- _Records supplied_:
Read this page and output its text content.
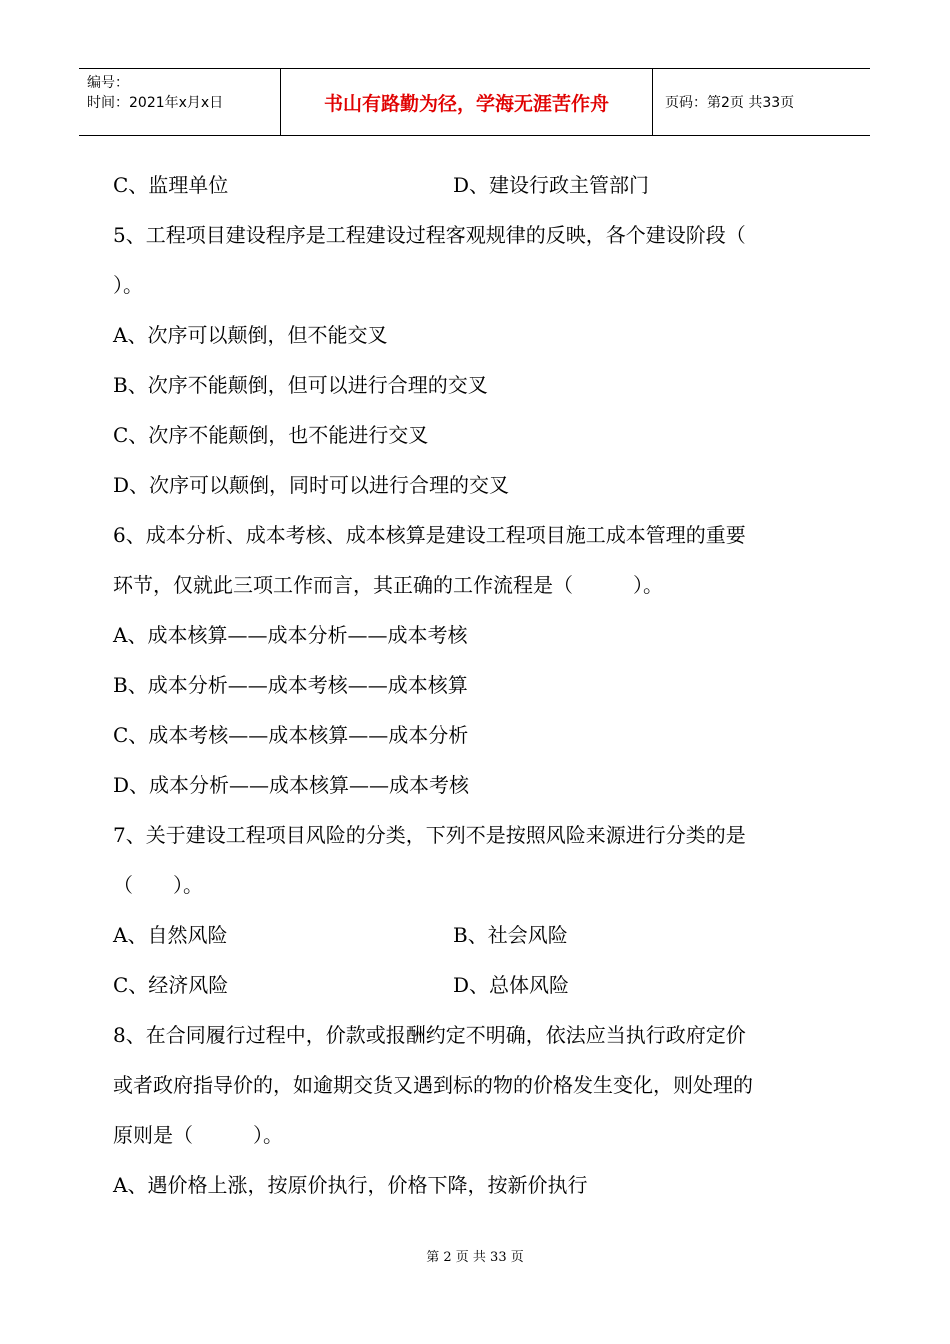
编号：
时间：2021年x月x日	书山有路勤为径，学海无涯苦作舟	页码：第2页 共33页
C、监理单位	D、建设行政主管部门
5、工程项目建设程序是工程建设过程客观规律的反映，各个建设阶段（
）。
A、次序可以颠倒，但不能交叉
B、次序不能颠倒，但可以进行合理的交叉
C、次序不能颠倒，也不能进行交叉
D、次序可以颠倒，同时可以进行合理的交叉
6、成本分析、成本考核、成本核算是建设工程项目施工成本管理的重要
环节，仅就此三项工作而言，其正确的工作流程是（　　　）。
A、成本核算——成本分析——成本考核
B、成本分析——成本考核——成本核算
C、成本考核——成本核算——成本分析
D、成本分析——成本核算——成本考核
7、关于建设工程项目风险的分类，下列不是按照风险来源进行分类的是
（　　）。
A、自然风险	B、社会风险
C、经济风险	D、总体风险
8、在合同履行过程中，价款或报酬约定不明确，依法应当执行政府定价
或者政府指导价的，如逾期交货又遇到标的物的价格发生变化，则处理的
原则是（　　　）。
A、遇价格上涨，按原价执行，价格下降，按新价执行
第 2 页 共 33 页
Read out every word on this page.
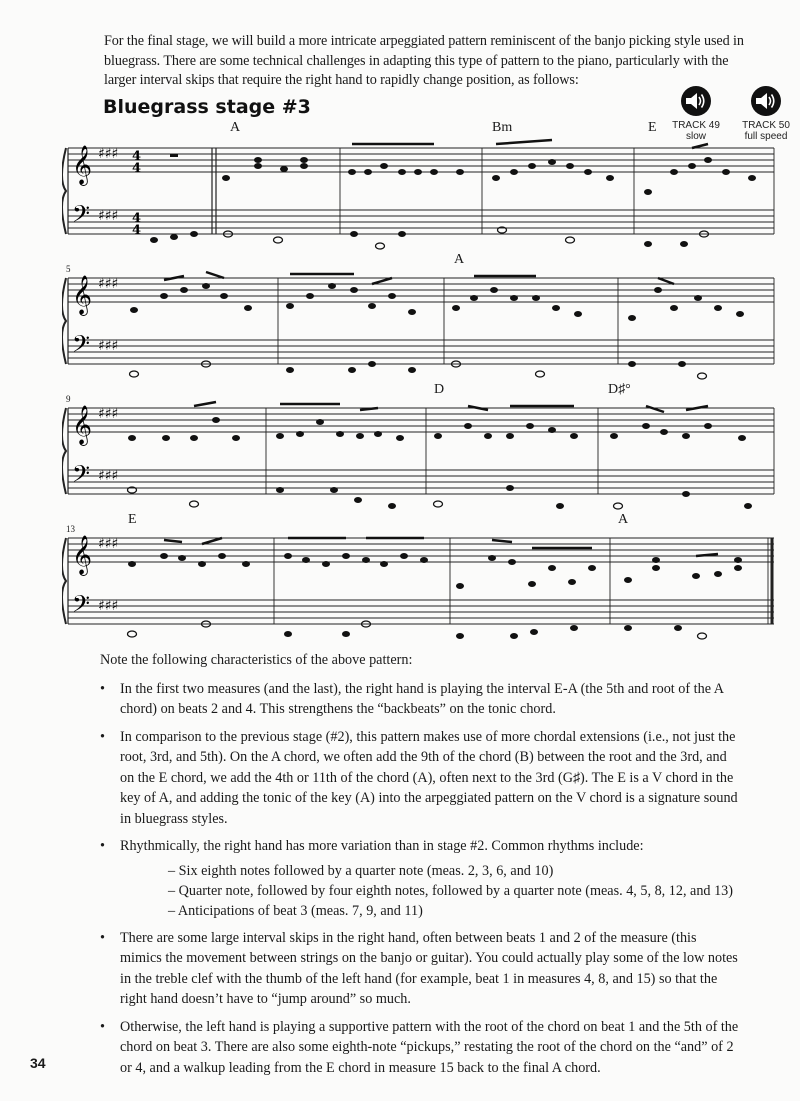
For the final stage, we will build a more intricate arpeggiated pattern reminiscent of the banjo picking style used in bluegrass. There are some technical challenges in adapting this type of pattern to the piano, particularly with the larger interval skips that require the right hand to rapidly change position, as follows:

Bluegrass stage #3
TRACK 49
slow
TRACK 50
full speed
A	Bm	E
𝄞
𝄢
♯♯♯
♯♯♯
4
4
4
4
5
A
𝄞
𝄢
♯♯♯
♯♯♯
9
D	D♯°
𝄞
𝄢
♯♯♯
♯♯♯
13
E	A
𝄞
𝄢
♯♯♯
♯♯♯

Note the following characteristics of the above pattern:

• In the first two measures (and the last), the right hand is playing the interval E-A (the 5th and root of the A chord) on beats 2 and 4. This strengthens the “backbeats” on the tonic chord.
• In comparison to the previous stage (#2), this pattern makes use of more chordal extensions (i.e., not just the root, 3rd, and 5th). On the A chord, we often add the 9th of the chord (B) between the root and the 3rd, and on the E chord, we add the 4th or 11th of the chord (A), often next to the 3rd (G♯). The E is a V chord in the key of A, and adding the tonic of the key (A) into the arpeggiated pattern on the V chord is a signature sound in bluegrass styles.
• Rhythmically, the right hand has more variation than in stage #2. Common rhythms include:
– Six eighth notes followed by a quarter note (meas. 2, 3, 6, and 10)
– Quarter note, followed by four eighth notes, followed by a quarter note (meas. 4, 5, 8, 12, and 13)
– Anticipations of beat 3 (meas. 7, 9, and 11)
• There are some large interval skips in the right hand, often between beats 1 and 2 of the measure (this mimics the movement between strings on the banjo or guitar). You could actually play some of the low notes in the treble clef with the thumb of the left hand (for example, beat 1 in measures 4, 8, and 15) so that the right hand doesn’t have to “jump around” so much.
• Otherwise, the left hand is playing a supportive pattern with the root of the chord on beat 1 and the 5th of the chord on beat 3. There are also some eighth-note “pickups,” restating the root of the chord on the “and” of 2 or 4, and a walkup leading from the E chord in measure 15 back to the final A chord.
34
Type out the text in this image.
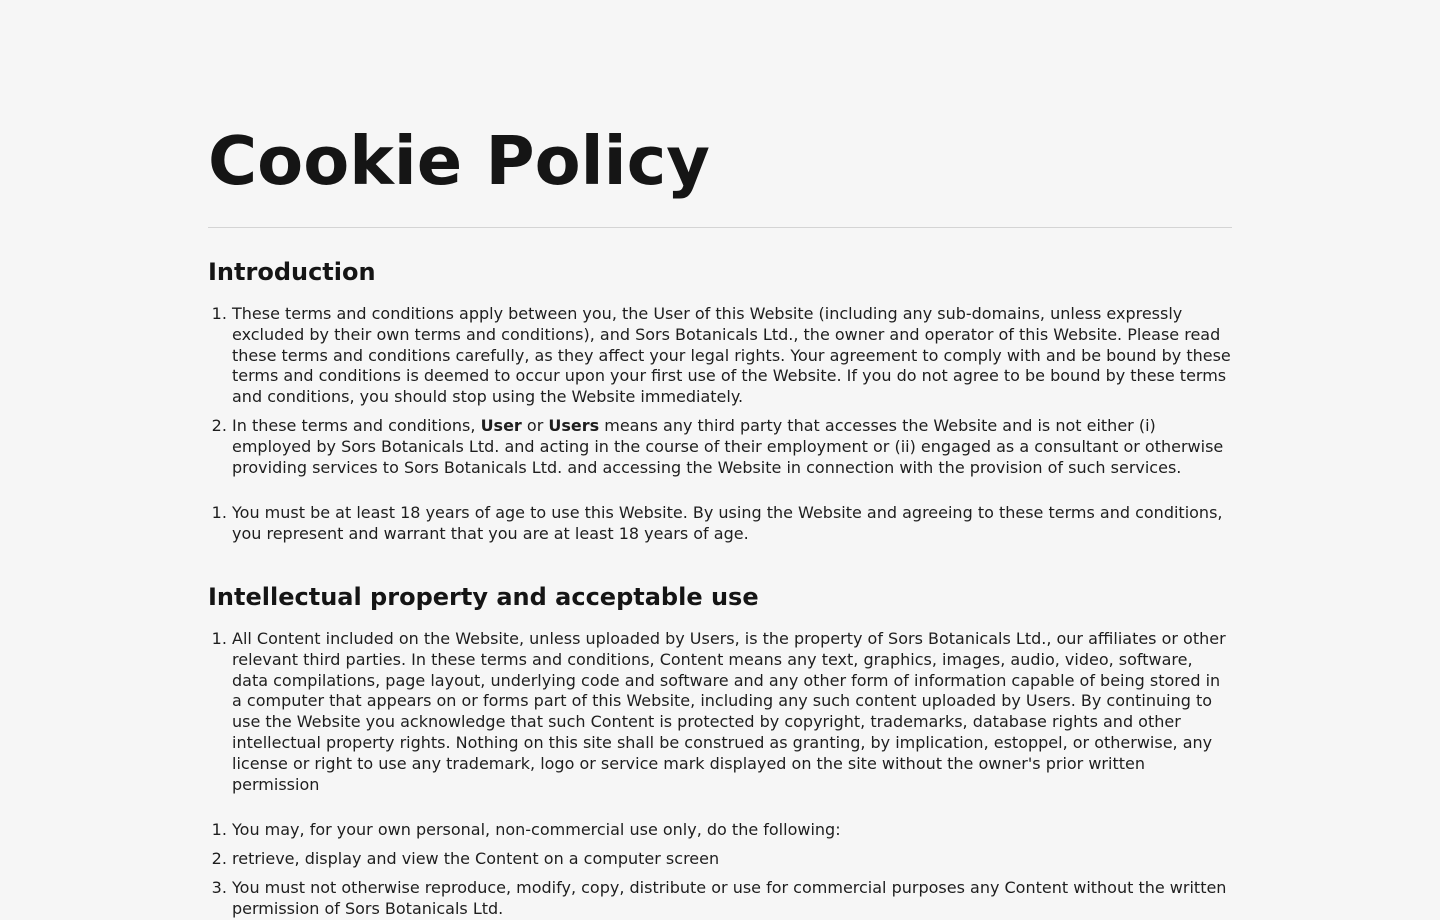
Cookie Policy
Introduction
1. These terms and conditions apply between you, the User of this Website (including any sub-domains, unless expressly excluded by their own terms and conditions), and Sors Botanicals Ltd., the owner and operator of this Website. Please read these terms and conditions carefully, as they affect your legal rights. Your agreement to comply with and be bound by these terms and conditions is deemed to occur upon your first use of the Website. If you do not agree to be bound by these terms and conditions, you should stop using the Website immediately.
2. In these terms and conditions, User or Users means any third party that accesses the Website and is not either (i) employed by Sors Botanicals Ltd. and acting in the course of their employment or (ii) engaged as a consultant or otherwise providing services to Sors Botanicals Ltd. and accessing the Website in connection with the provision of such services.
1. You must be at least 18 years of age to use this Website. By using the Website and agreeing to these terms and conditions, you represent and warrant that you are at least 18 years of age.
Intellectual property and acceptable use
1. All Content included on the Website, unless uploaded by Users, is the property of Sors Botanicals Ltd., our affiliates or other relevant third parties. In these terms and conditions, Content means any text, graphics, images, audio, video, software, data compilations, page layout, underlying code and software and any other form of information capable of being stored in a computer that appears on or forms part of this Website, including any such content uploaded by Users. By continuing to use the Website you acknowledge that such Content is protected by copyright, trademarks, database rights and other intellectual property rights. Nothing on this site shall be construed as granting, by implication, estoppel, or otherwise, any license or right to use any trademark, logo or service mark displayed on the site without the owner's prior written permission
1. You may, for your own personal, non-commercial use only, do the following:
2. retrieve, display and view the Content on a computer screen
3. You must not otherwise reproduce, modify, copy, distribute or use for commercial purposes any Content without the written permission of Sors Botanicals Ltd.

- _Task prompt_: In the entries above, find every line with the word "次序不能颠倒" and list it.

- _Solution for this problem_:
B、次序不能颠倒，但可以进行合理的交叉
C、次序不能颠倒，也不能进行交叉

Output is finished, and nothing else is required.